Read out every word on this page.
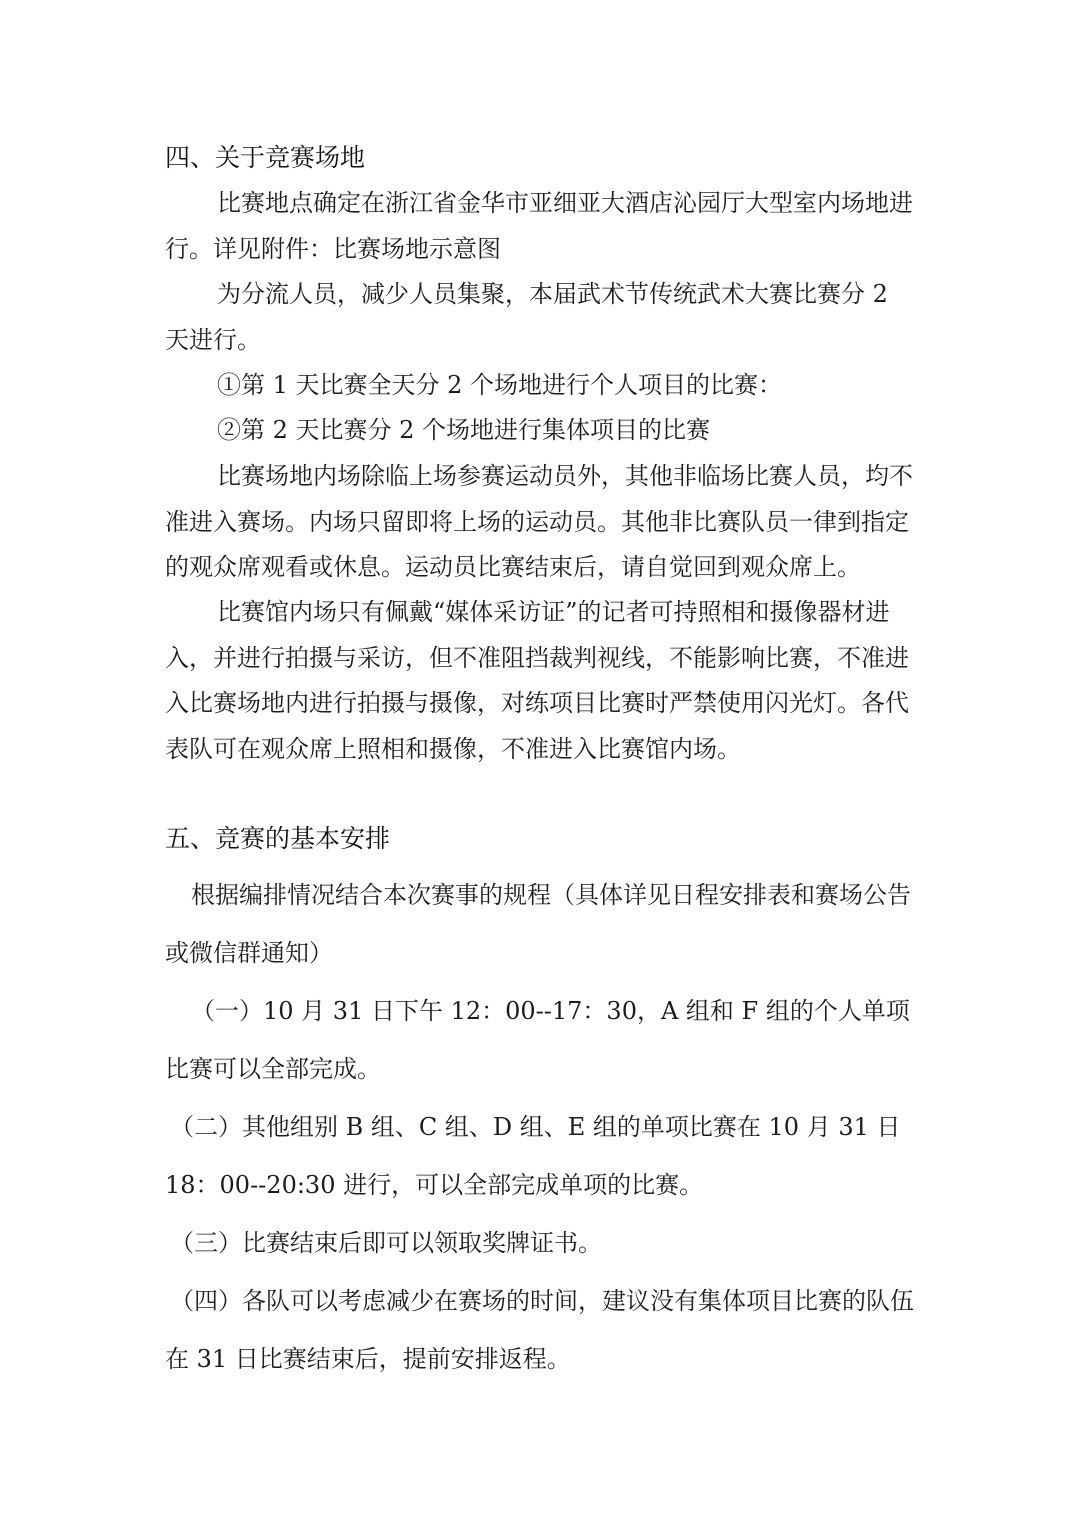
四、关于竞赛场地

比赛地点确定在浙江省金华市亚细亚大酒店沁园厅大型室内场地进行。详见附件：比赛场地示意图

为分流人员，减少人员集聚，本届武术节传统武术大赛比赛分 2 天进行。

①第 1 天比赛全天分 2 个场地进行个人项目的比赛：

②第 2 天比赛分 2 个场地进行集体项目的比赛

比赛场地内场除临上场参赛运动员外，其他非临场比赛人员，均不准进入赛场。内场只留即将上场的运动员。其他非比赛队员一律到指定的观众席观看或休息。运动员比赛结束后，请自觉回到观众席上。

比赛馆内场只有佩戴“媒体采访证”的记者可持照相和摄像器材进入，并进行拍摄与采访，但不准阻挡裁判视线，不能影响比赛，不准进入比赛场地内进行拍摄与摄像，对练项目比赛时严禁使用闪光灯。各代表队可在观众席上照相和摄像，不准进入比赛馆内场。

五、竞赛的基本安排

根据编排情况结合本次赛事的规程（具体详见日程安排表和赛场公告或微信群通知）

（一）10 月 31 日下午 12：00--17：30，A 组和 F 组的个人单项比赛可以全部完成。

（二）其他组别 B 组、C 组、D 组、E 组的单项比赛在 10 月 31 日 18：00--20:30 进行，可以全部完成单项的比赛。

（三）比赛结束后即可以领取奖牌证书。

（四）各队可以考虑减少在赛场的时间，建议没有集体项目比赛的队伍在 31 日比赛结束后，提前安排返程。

------------------------

**AIM**
Reproduce the material above verbatim; omit every picture.

**ANSWER TO THE EXERCISE**
Read out every word on this page.
四、关于竞赛场地

比赛地点确定在浙江省金华市亚细亚大酒店沁园厅大型室内场地进行。详见附件：比赛场地示意图

为分流人员，减少人员集聚，本届武术节传统武术大赛比赛分 2 天进行。

①第 1 天比赛全天分 2 个场地进行个人项目的比赛：

②第 2 天比赛分 2 个场地进行集体项目的比赛

比赛场地内场除临上场参赛运动员外，其他非临场比赛人员，均不准进入赛场。内场只留即将上场的运动员。其他非比赛队员一律到指定的观众席观看或休息。运动员比赛结束后，请自觉回到观众席上。

比赛馆内场只有佩戴“媒体采访证”的记者可持照相和摄像器材进入，并进行拍摄与采访，但不准阻挡裁判视线，不能影响比赛，不准进入比赛场地内进行拍摄与摄像，对练项目比赛时严禁使用闪光灯。各代表队可在观众席上照相和摄像，不准进入比赛馆内场。

五、竞赛的基本安排

根据编排情况结合本次赛事的规程（具体详见日程安排表和赛场公告或微信群通知）

（一）10 月 31 日下午 12：00--17：30，A 组和 F 组的个人单项比赛可以全部完成。

（二）其他组别 B 组、C 组、D 组、E 组的单项比赛在 10 月 31 日 18：00--20:30 进行，可以全部完成单项的比赛。

（三）比赛结束后即可以领取奖牌证书。

（四）各队可以考虑减少在赛场的时间，建议没有集体项目比赛的队伍在 31 日比赛结束后，提前安排返程。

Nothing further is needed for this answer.